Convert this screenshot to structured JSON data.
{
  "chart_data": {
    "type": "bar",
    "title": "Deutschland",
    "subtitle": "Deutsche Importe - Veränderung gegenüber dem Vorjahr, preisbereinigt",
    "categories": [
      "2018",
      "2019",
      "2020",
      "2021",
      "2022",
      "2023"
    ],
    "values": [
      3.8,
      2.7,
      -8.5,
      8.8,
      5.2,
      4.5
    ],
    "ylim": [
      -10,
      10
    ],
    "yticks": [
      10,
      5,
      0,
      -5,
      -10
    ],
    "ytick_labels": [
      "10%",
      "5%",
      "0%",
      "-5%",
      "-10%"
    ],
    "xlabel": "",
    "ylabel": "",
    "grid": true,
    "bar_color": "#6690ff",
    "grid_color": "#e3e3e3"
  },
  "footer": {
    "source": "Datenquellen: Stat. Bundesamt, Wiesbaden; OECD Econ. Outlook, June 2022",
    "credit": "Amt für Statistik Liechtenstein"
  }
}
--
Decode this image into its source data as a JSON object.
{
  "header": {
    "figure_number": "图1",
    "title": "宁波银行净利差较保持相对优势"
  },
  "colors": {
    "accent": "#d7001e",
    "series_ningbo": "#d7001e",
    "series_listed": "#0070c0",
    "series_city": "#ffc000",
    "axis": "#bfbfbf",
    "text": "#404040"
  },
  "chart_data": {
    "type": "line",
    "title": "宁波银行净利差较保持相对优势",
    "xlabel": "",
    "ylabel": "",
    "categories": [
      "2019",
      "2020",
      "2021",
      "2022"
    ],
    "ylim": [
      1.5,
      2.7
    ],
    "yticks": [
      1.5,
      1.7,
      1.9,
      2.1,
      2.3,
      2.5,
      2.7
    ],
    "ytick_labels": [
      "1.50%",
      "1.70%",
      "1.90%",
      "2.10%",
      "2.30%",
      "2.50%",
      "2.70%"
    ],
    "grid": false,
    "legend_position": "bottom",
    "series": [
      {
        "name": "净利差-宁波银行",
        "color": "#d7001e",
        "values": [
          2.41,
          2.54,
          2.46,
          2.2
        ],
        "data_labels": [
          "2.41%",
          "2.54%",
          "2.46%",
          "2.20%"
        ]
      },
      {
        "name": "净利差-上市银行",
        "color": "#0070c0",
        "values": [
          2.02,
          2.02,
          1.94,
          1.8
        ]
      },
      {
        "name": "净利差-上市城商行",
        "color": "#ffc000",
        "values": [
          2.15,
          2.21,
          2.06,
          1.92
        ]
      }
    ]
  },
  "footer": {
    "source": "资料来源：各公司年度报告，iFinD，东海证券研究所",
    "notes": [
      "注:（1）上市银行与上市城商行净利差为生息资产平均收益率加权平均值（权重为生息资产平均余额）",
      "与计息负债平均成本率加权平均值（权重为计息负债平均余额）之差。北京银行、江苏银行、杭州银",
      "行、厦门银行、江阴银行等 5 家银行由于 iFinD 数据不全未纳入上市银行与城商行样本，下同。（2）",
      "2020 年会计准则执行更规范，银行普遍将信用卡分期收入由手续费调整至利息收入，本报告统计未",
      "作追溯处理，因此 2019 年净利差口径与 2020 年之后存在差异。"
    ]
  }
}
--
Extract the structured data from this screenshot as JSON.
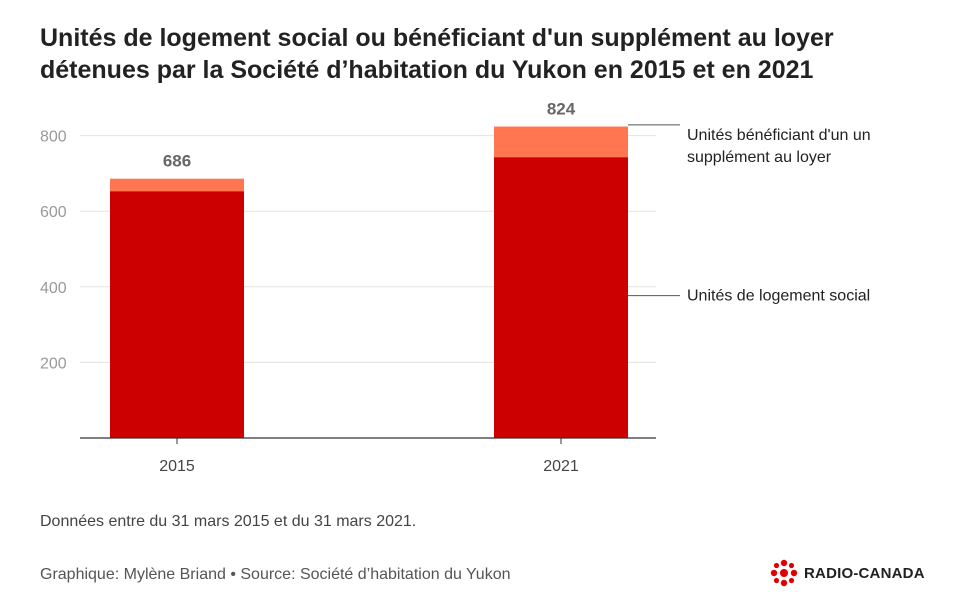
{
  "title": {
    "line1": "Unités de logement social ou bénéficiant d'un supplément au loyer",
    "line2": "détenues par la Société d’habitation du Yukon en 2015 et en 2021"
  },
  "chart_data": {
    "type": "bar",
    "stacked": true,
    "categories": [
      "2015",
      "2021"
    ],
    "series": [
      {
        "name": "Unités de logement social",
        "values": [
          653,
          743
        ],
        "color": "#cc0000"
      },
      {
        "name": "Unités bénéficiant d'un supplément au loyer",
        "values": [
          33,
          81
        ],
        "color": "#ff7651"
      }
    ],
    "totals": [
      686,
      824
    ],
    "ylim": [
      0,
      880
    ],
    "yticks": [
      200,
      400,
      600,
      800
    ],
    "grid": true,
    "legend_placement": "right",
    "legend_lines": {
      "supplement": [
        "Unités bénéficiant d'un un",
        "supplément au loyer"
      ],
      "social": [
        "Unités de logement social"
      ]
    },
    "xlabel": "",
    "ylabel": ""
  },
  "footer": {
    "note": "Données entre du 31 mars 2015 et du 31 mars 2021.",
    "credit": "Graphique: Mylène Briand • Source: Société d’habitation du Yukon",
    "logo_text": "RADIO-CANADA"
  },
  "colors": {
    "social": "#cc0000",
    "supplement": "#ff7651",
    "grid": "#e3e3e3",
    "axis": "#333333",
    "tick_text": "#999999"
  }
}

**What the exercise asks:** Copy each line in the data that holds the word "supplément".

**Exercise response:**
    "line1": "Unités de logement social ou bénéficiant d'un supplément au loyer",
        "name": "Unités bénéficiant d'un supplément au loyer",
        "supplément au loyer"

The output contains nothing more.